- [What you have to do]
Emit the data below verbatim, stripping out any pictures.

+++ Input data +++

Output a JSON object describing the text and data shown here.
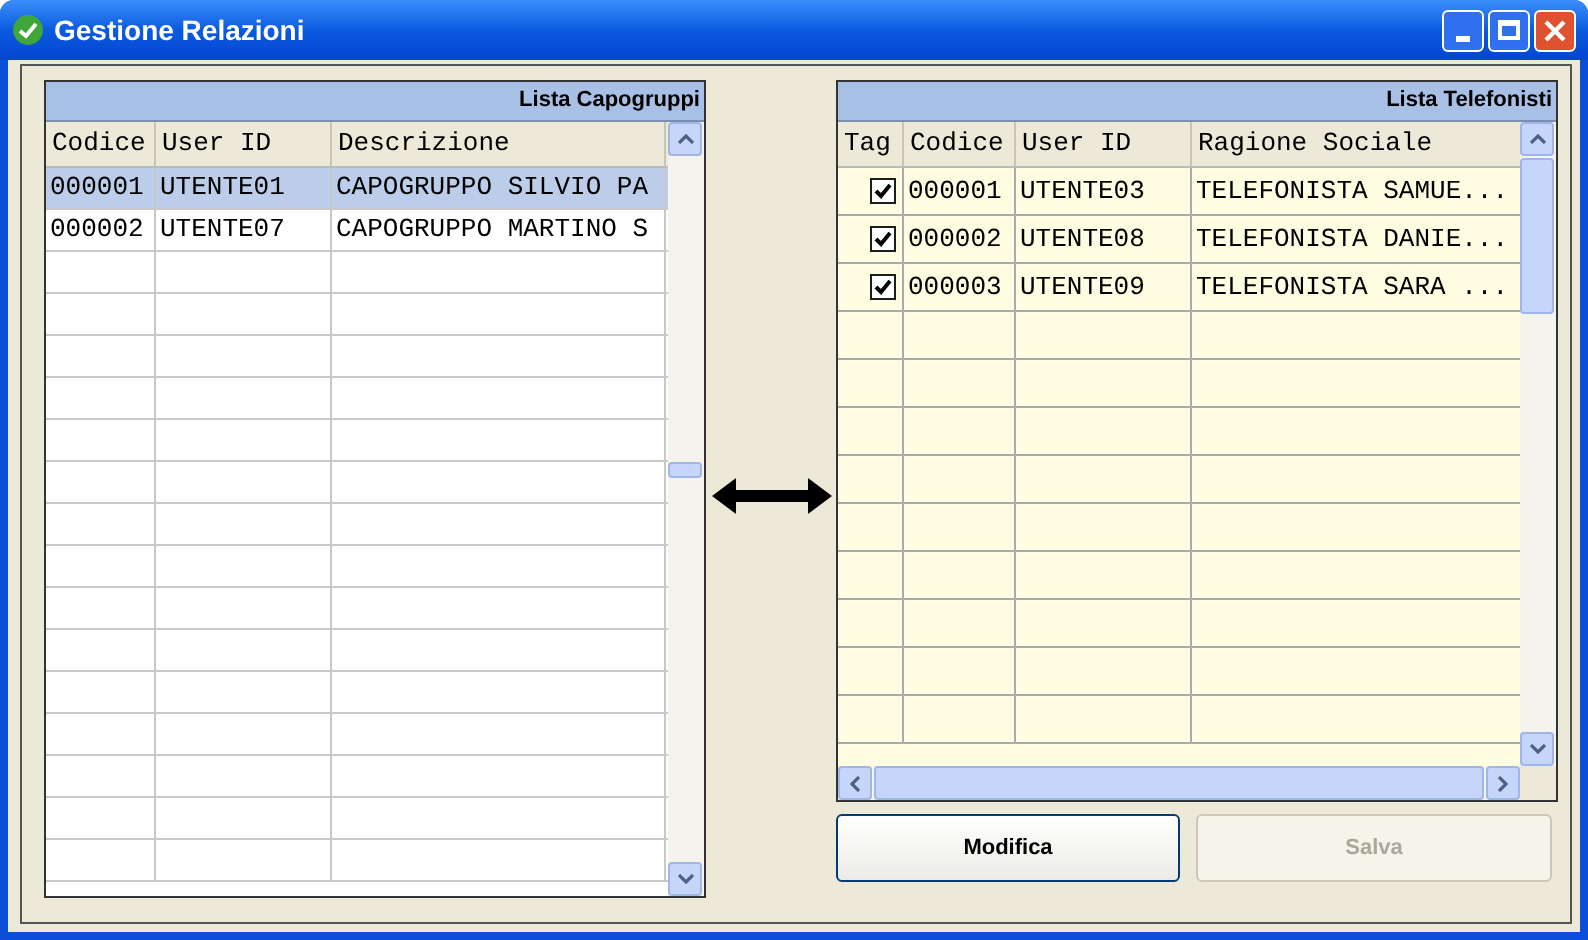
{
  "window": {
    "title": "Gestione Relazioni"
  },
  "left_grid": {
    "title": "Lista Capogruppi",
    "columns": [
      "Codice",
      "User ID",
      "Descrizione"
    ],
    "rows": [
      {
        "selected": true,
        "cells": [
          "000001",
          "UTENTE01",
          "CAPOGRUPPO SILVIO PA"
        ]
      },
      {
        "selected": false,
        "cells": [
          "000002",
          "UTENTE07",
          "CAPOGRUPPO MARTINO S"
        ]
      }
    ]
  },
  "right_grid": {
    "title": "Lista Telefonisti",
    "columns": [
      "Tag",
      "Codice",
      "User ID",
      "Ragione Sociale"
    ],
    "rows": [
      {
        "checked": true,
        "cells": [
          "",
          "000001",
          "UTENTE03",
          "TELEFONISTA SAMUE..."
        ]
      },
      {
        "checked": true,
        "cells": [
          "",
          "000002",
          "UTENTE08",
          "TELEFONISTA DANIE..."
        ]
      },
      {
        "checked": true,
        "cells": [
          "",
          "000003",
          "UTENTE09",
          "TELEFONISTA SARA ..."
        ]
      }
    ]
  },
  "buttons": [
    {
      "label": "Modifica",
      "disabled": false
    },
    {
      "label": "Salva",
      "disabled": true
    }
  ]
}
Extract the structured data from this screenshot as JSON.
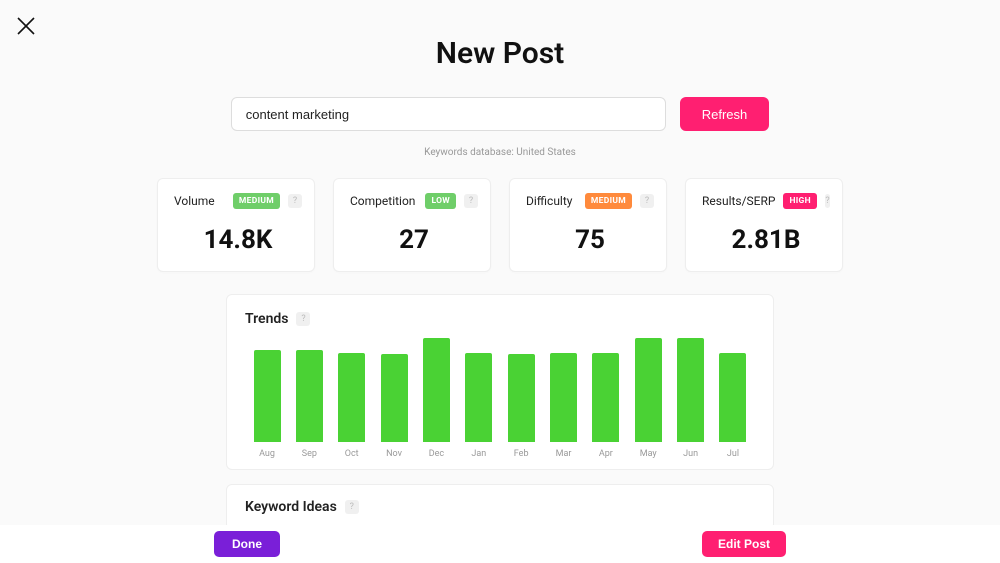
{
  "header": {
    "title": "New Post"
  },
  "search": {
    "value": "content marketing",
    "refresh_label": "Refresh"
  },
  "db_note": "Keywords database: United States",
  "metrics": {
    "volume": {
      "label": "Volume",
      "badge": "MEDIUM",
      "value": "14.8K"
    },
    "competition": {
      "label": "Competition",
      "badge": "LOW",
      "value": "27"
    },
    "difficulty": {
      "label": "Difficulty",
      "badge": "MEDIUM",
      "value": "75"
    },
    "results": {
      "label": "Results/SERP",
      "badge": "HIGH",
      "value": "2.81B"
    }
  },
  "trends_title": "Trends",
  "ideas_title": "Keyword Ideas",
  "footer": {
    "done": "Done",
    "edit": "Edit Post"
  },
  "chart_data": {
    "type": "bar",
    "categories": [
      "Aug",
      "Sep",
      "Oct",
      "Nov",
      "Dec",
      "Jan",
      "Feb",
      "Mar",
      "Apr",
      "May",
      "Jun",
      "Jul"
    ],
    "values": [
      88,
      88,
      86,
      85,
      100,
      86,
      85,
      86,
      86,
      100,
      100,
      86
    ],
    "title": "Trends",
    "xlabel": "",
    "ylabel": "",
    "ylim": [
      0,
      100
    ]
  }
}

+++

- [Output for this task]
Output a JSON object describing the text and data shown here.
{
  "window": {
    "title": "Gestione Relazioni"
  },
  "left_grid": {
    "title": "Lista Capogruppi",
    "columns": [
      "Codice",
      "User ID",
      "Descrizione"
    ],
    "rows": [
      {
        "selected": true,
        "cells": [
          "000001",
          "UTENTE01",
          "CAPOGRUPPO SILVIO PA"
        ]
      },
      {
        "selected": false,
        "cells": [
          "000002",
          "UTENTE07",
          "CAPOGRUPPO MARTINO S"
        ]
      }
    ]
  },
  "right_grid": {
    "title": "Lista Telefonisti",
    "columns": [
      "Tag",
      "Codice",
      "User ID",
      "Ragione Sociale"
    ],
    "rows": [
      {
        "checked": true,
        "cells": [
          "",
          "000001",
          "UTENTE03",
          "TELEFONISTA SAMUE..."
        ]
      },
      {
        "checked": true,
        "cells": [
          "",
          "000002",
          "UTENTE08",
          "TELEFONISTA DANIE..."
        ]
      },
      {
        "checked": true,
        "cells": [
          "",
          "000003",
          "UTENTE09",
          "TELEFONISTA SARA ..."
        ]
      }
    ]
  },
  "buttons": [
    {
      "label": "Modifica",
      "disabled": false
    },
    {
      "label": "Salva",
      "disabled": true
    }
  ]
}
Extract the structured data from this screenshot as JSON.
{
  "header": {
    "title": "New Post"
  },
  "search": {
    "value": "content marketing",
    "refresh_label": "Refresh"
  },
  "db_note": "Keywords database: United States",
  "metrics": {
    "volume": {
      "label": "Volume",
      "badge": "MEDIUM",
      "value": "14.8K"
    },
    "competition": {
      "label": "Competition",
      "badge": "LOW",
      "value": "27"
    },
    "difficulty": {
      "label": "Difficulty",
      "badge": "MEDIUM",
      "value": "75"
    },
    "results": {
      "label": "Results/SERP",
      "badge": "HIGH",
      "value": "2.81B"
    }
  },
  "trends_title": "Trends",
  "ideas_title": "Keyword Ideas",
  "footer": {
    "done": "Done",
    "edit": "Edit Post"
  },
  "chart_data": {
    "type": "bar",
    "categories": [
      "Aug",
      "Sep",
      "Oct",
      "Nov",
      "Dec",
      "Jan",
      "Feb",
      "Mar",
      "Apr",
      "May",
      "Jun",
      "Jul"
    ],
    "values": [
      88,
      88,
      86,
      85,
      100,
      86,
      85,
      86,
      86,
      100,
      100,
      86
    ],
    "title": "Trends",
    "xlabel": "",
    "ylabel": "",
    "ylim": [
      0,
      100
    ]
  }
}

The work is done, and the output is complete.